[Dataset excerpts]
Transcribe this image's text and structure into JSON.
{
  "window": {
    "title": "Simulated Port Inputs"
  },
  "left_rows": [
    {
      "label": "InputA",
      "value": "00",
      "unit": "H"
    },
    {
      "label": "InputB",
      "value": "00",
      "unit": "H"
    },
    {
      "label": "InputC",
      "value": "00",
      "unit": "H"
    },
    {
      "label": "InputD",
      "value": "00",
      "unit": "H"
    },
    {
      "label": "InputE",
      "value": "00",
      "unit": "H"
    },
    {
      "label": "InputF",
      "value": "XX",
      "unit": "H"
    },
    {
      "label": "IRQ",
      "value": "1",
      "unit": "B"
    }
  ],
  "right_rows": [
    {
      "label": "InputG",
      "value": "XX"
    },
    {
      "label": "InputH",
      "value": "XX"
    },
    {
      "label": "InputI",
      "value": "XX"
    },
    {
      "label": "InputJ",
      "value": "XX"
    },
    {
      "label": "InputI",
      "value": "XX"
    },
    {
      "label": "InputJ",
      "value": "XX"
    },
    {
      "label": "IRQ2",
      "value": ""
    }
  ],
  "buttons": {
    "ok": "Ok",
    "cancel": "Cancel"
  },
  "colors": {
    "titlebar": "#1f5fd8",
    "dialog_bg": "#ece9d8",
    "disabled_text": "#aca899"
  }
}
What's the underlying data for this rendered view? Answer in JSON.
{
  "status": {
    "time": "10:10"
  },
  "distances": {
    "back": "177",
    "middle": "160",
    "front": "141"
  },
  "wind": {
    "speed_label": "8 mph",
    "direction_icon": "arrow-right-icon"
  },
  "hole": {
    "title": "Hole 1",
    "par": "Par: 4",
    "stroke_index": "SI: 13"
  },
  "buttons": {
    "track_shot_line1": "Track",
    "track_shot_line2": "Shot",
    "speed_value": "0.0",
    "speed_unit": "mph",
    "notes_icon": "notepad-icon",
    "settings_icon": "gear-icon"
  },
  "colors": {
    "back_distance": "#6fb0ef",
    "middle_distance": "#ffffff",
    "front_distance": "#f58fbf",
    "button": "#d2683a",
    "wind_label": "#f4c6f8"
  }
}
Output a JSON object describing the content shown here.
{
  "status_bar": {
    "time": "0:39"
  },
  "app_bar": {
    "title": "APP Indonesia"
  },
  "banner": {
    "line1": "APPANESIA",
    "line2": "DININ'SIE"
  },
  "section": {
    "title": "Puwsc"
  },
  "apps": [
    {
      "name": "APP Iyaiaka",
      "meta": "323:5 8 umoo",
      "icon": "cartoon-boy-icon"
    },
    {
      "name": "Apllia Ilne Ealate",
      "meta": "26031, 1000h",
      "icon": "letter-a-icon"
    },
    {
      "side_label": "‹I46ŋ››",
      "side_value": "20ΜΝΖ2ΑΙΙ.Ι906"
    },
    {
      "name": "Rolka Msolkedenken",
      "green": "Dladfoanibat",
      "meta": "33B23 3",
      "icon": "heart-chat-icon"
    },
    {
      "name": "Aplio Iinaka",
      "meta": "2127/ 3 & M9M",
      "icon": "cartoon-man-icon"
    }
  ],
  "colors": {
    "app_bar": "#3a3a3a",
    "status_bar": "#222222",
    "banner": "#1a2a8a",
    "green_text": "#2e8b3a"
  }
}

> [WHAT IS REQUIRED] Reproduce the data, keeping every line exactly the same.

> [RESULT FOR THIS EXERCISE]
Transcribe this image's text and structure into JSON.
{
  "window": {
    "title": "Simulated Port Inputs"
  },
  "left_rows": [
    {
      "label": "InputA",
      "value": "00",
      "unit": "H"
    },
    {
      "label": "InputB",
      "value": "00",
      "unit": "H"
    },
    {
      "label": "InputC",
      "value": "00",
      "unit": "H"
    },
    {
      "label": "InputD",
      "value": "00",
      "unit": "H"
    },
    {
      "label": "InputE",
      "value": "00",
      "unit": "H"
    },
    {
      "label": "InputF",
      "value": "XX",
      "unit": "H"
    },
    {
      "label": "IRQ",
      "value": "1",
      "unit": "B"
    }
  ],
  "right_rows": [
    {
      "label": "InputG",
      "value": "XX"
    },
    {
      "label": "InputH",
      "value": "XX"
    },
    {
      "label": "InputI",
      "value": "XX"
    },
    {
      "label": "InputJ",
      "value": "XX"
    },
    {
      "label": "InputI",
      "value": "XX"
    },
    {
      "label": "InputJ",
      "value": "XX"
    },
    {
      "label": "IRQ2",
      "value": ""
    }
  ],
  "buttons": {
    "ok": "Ok",
    "cancel": "Cancel"
  },
  "colors": {
    "titlebar": "#1f5fd8",
    "dialog_bg": "#ece9d8",
    "disabled_text": "#aca899"
  }
}
What's the underlying data for this rendered view? Answer in JSON.
{
  "status": {
    "time": "10:10"
  },
  "distances": {
    "back": "177",
    "middle": "160",
    "front": "141"
  },
  "wind": {
    "speed_label": "8 mph",
    "direction_icon": "arrow-right-icon"
  },
  "hole": {
    "title": "Hole 1",
    "par": "Par: 4",
    "stroke_index": "SI: 13"
  },
  "buttons": {
    "track_shot_line1": "Track",
    "track_shot_line2": "Shot",
    "speed_value": "0.0",
    "speed_unit": "mph",
    "notes_icon": "notepad-icon",
    "settings_icon": "gear-icon"
  },
  "colors": {
    "back_distance": "#6fb0ef",
    "middle_distance": "#ffffff",
    "front_distance": "#f58fbf",
    "button": "#d2683a",
    "wind_label": "#f4c6f8"
  }
}
Output a JSON object describing the content shown here.
{
  "status_bar": {
    "time": "0:39"
  },
  "app_bar": {
    "title": "APP Indonesia"
  },
  "banner": {
    "line1": "APPANESIA",
    "line2": "DININ'SIE"
  },
  "section": {
    "title": "Puwsc"
  },
  "apps": [
    {
      "name": "APP Iyaiaka",
      "meta": "323:5 8 umoo",
      "icon": "cartoon-boy-icon"
    },
    {
      "name": "Apllia Ilne Ealate",
      "meta": "26031, 1000h",
      "icon": "letter-a-icon"
    },
    {
      "side_label": "‹I46ŋ››",
      "side_value": "20ΜΝΖ2ΑΙΙ.Ι906"
    },
    {
      "name": "Rolka Msolkedenken",
      "green": "Dladfoanibat",
      "meta": "33B23 3",
      "icon": "heart-chat-icon"
    },
    {
      "name": "Aplio Iinaka",
      "meta": "2127/ 3 & M9M",
      "icon": "cartoon-man-icon"
    }
  ],
  "colors": {
    "app_bar": "#3a3a3a",
    "status_bar": "#222222",
    "banner": "#1a2a8a",
    "green_text": "#2e8b3a"
  }
}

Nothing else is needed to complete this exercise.